- **DIRECTIONS**:
Write out all entries word for word.

- **MATERIAL PROVIDED**:
>> START
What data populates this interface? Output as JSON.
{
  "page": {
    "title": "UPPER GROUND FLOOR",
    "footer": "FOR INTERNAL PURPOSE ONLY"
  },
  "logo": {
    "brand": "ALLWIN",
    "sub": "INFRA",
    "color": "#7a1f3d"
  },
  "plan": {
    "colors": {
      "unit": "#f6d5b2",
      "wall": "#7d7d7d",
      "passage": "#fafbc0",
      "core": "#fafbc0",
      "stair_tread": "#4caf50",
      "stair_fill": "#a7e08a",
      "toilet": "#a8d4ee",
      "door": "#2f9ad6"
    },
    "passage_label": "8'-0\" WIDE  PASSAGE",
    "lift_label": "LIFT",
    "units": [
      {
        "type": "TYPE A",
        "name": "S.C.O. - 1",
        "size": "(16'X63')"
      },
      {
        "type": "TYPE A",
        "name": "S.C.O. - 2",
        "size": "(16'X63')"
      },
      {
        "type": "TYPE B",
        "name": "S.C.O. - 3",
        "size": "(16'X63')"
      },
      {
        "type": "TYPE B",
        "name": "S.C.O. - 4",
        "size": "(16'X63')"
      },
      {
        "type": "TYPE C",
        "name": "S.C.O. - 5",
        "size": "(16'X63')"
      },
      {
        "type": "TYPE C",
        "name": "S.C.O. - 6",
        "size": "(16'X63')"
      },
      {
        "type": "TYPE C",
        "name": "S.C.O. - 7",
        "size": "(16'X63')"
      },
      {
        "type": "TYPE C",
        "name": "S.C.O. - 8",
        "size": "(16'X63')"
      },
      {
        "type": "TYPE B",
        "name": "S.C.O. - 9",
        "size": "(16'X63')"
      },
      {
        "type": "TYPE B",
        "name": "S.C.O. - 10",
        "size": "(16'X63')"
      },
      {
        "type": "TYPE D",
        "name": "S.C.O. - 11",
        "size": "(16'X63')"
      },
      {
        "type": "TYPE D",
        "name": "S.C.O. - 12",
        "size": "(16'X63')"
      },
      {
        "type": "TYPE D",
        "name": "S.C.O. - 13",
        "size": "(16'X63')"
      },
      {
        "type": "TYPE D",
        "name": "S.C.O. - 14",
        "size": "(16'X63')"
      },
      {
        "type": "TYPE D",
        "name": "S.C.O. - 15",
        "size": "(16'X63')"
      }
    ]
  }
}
>> END
- **THE REPLY**:
What data populates this interface? Output as JSON.
{
  "page": {
    "title": "UPPER GROUND FLOOR",
    "footer": "FOR INTERNAL PURPOSE ONLY"
  },
  "logo": {
    "brand": "ALLWIN",
    "sub": "INFRA",
    "color": "#7a1f3d"
  },
  "plan": {
    "colors": {
      "unit": "#f6d5b2",
      "wall": "#7d7d7d",
      "passage": "#fafbc0",
      "core": "#fafbc0",
      "stair_tread": "#4caf50",
      "stair_fill": "#a7e08a",
      "toilet": "#a8d4ee",
      "door": "#2f9ad6"
    },
    "passage_label": "8'-0\" WIDE  PASSAGE",
    "lift_label": "LIFT",
    "units": [
      {
        "type": "TYPE A",
        "name": "S.C.O. - 1",
        "size": "(16'X63')"
      },
      {
        "type": "TYPE A",
        "name": "S.C.O. - 2",
        "size": "(16'X63')"
      },
      {
        "type": "TYPE B",
        "name": "S.C.O. - 3",
        "size": "(16'X63')"
      },
      {
        "type": "TYPE B",
        "name": "S.C.O. - 4",
        "size": "(16'X63')"
      },
      {
        "type": "TYPE C",
        "name": "S.C.O. - 5",
        "size": "(16'X63')"
      },
      {
        "type": "TYPE C",
        "name": "S.C.O. - 6",
        "size": "(16'X63')"
      },
      {
        "type": "TYPE C",
        "name": "S.C.O. - 7",
        "size": "(16'X63')"
      },
      {
        "type": "TYPE C",
        "name": "S.C.O. - 8",
        "size": "(16'X63')"
      },
      {
        "type": "TYPE B",
        "name": "S.C.O. - 9",
        "size": "(16'X63')"
      },
      {
        "type": "TYPE B",
        "name": "S.C.O. - 10",
        "size": "(16'X63')"
      },
      {
        "type": "TYPE D",
        "name": "S.C.O. - 11",
        "size": "(16'X63')"
      },
      {
        "type": "TYPE D",
        "name": "S.C.O. - 12",
        "size": "(16'X63')"
      },
      {
        "type": "TYPE D",
        "name": "S.C.O. - 13",
        "size": "(16'X63')"
      },
      {
        "type": "TYPE D",
        "name": "S.C.O. - 14",
        "size": "(16'X63')"
      },
      {
        "type": "TYPE D",
        "name": "S.C.O. - 15",
        "size": "(16'X63')"
      }
    ]
  }
}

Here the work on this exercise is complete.